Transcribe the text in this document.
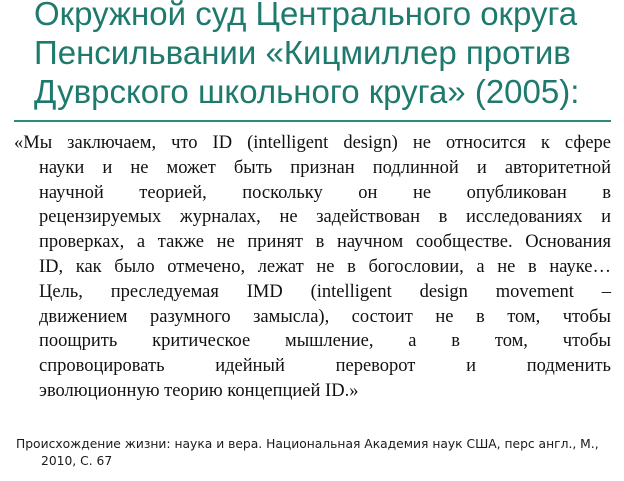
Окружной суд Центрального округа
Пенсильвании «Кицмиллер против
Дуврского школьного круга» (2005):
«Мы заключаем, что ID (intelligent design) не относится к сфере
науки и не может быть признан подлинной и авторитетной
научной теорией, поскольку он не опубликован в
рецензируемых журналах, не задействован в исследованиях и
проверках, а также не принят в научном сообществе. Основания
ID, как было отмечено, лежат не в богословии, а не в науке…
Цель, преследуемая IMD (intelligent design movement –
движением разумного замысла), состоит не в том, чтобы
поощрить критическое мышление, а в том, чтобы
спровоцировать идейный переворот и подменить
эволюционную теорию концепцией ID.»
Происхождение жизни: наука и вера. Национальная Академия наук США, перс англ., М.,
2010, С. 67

***

Each line that holds the word "чтобы" is to be copied.

→ Written answer:
движением разумного замысла), состоит не в том, чтобы
поощрить критическое мышление, а в том, чтобы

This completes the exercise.